▸ SET PROBLEM
Drop the pictures from the entries below, then reproduce the rest exactly.

▸ INFORMATION PROVIDED
==============================

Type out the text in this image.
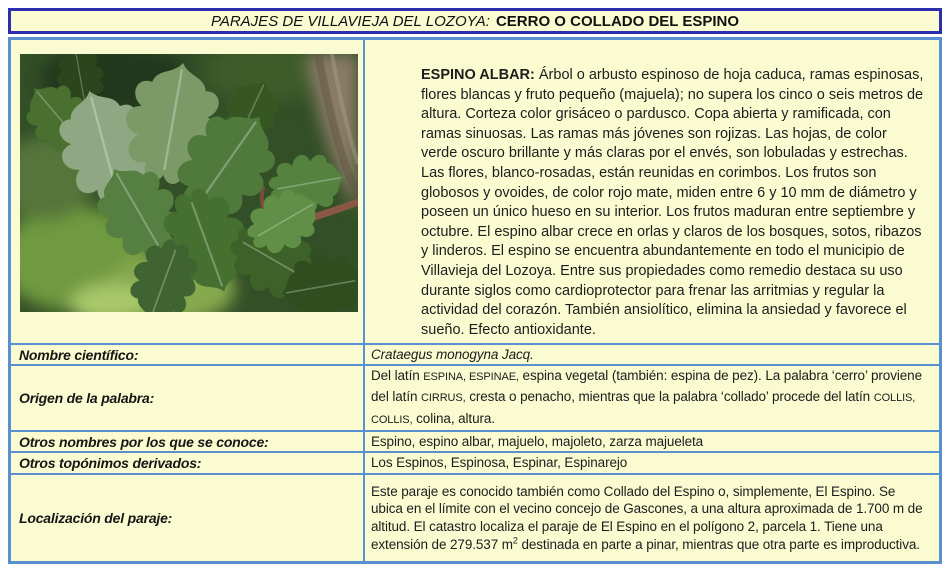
PARAJES DE VILLAVIEJA DEL LOZOYA: CERRO O COLLADO DEL ESPINO

ESPINO ALBAR: Árbol o arbusto espinoso de hoja caduca, ramas espinosas, flores blancas y fruto pequeño (majuela); no supera los cinco o seis metros de altura. Corteza color grisáceo o pardusco. Copa abierta y ramificada, con ramas sinuosas. Las ramas más jóvenes son rojizas. Las hojas, de color verde oscuro brillante y más claras por el envés, son lobuladas y estrechas. Las flores, blanco-rosadas, están reunidas en corimbos. Los frutos son globosos y ovoides, de color rojo mate, miden entre 6 y 10 mm de diámetro y poseen un único hueso en su interior. Los frutos maduran entre septiembre y octubre. El espino albar crece en orlas y claros de los bosques, sotos, ribazos y linderos. El espino se encuentra abundantemente en todo el municipio de Villavieja del Lozoya. Entre sus propiedades como remedio destaca su uso durante siglos como cardioprotector para frenar las arritmias y regular la actividad del corazón. También ansiolítico, elimina la ansiedad y favorece el sueño. Efecto antioxidante.

Nombre científico:	Crataegus monogyna Jacq.
Origen de la palabra:
Del latín ESPINA, ESPINAE, espina vegetal (también: espina de pez). La palabra ‘cerro’ proviene del latín CIRRUS, cresta o penacho, mientras que la palabra ‘collado’ procede del latín COLLIS, COLLIS, colina, altura.
Otros nombres por los que se conoce:	Espino, espino albar, majuelo, majoleto, zarza majueleta
Otros topónimos derivados:	Los Espinos, Espinosa, Espinar, Espinarejo
Localización del paraje:
Este paraje es conocido también como Collado del Espino o, simplemente, El Espino. Se ubica en el límite con el vecino concejo de Gascones, a una altura aproximada de 1.700 m de altitud. El catastro localiza el paraje de El Espino en el polígono 2, parcela 1. Tiene una extensión de 279.537 $m^2$ destinada en parte a pinar, mientras que otra parte es improductiva.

==============================

▸ REPLY TO THE EXERCISE
Type out the text in this image.
PARAJES DE VILLAVIEJA DEL LOZOYA: CERRO O COLLADO DEL ESPINO

ESPINO ALBAR: Árbol o arbusto espinoso de hoja caduca, ramas espinosas, flores blancas y fruto pequeño (majuela); no supera los cinco o seis metros de altura. Corteza color grisáceo o pardusco. Copa abierta y ramificada, con ramas sinuosas. Las ramas más jóvenes son rojizas. Las hojas, de color verde oscuro brillante y más claras por el envés, son lobuladas y estrechas. Las flores, blanco-rosadas, están reunidas en corimbos. Los frutos son globosos y ovoides, de color rojo mate, miden entre 6 y 10 mm de diámetro y poseen un único hueso en su interior. Los frutos maduran entre septiembre y octubre. El espino albar crece en orlas y claros de los bosques, sotos, ribazos y linderos. El espino se encuentra abundantemente en todo el municipio de Villavieja del Lozoya. Entre sus propiedades como remedio destaca su uso durante siglos como cardioprotector para frenar las arritmias y regular la actividad del corazón. También ansiolítico, elimina la ansiedad y favorece el sueño. Efecto antioxidante.

Nombre científico:	Crataegus monogyna Jacq.
Origen de la palabra:
Del latín ESPINA, ESPINAE, espina vegetal (también: espina de pez). La palabra ‘cerro’ proviene del latín CIRRUS, cresta o penacho, mientras que la palabra ‘collado’ procede del latín COLLIS, COLLIS, colina, altura.
Otros nombres por los que se conoce:	Espino, espino albar, majuelo, majoleto, zarza majueleta
Otros topónimos derivados:	Los Espinos, Espinosa, Espinar, Espinarejo
Localización del paraje:
Este paraje es conocido también como Collado del Espino o, simplemente, El Espino. Se ubica en el límite con el vecino concejo de Gascones, a una altura aproximada de 1.700 m de altitud. El catastro localiza el paraje de El Espino en el polígono 2, parcela 1. Tiene una extensión de 279.537 $m^2$ destinada en parte a pinar, mientras que otra parte es improductiva.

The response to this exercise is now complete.